Aim - From the listing, collect all lines containing the word "Holdstatistik".

Source material -
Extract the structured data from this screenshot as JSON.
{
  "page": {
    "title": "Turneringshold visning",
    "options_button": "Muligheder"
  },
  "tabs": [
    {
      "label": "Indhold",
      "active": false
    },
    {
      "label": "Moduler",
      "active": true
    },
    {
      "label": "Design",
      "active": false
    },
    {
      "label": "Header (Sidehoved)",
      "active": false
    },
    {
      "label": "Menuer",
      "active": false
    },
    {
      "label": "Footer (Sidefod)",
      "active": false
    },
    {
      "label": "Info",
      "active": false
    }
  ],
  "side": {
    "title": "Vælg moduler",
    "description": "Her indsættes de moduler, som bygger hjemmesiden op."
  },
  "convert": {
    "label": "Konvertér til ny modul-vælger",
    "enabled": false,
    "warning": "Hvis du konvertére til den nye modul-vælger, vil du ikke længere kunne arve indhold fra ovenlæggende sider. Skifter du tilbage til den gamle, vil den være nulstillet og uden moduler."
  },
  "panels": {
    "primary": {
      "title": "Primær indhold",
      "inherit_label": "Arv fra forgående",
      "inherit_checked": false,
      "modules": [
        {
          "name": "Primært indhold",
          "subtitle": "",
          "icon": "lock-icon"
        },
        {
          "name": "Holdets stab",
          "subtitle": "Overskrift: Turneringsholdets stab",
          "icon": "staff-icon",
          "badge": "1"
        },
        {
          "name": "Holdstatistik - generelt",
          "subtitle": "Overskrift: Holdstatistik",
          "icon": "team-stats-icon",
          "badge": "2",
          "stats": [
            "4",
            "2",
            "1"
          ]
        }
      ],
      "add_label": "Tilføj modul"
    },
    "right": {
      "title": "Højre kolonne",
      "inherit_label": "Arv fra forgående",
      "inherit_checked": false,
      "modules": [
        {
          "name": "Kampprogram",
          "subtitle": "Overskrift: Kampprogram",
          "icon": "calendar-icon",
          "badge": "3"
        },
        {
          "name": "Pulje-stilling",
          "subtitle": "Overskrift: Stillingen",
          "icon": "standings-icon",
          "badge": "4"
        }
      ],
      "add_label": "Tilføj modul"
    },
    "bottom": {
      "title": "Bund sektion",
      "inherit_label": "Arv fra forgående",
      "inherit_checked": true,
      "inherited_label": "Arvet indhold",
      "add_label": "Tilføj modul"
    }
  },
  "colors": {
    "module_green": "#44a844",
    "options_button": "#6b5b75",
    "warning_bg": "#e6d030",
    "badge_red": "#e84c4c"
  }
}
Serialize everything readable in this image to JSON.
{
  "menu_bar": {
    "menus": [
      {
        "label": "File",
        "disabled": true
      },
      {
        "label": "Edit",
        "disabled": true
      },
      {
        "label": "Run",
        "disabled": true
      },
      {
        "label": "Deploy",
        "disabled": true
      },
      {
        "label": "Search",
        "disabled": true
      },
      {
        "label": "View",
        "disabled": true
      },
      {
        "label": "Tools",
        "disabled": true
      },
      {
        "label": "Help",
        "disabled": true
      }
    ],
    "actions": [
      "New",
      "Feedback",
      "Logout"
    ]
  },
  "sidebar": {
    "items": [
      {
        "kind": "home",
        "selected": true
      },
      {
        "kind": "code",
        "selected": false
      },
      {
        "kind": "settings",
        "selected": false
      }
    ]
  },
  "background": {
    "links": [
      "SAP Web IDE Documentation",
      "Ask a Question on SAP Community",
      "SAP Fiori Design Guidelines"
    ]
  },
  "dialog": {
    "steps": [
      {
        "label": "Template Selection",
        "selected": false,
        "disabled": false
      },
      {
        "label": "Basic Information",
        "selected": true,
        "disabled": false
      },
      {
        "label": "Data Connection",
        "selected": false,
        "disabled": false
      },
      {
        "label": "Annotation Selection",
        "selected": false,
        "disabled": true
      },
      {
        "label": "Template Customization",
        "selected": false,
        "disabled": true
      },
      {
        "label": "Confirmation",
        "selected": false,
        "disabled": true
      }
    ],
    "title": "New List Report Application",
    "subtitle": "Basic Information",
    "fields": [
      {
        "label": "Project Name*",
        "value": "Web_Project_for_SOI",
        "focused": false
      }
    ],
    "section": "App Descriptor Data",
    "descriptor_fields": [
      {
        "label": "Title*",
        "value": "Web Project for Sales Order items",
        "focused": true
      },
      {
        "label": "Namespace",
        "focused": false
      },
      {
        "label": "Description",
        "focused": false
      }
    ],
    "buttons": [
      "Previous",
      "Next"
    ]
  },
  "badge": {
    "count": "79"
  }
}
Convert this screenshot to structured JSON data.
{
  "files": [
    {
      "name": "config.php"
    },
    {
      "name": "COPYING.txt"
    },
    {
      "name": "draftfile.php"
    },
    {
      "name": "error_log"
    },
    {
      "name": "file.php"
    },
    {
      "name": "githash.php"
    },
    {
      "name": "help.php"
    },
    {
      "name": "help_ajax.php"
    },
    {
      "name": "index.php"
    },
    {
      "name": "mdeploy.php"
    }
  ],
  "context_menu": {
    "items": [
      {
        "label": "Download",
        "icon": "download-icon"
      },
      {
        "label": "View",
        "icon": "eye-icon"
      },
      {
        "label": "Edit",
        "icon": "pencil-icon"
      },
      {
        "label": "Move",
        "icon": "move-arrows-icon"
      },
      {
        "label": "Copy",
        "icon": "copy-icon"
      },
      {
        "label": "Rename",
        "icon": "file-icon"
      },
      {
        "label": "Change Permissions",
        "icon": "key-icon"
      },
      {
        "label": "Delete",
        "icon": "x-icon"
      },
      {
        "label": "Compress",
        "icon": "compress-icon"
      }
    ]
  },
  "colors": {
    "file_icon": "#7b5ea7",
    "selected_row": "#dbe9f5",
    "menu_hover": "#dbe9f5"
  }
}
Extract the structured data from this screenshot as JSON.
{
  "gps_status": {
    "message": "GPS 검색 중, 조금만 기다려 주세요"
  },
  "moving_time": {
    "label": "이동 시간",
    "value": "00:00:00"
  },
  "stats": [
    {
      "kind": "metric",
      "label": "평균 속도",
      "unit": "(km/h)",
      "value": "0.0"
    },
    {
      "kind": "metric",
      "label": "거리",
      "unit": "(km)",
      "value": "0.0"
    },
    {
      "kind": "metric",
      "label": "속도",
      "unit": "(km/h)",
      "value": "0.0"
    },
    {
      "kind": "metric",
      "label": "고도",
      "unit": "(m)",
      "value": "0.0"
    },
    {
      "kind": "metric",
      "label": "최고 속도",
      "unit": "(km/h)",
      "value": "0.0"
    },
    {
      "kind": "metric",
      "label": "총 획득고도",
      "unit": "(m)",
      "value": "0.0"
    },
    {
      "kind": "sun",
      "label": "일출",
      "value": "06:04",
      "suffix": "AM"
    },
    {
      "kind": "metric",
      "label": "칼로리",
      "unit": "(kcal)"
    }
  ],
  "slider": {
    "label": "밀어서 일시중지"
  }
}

Written solution -
          "name": "Holdstatistik - generelt",
          "subtitle": "Overskrift: Holdstatistik",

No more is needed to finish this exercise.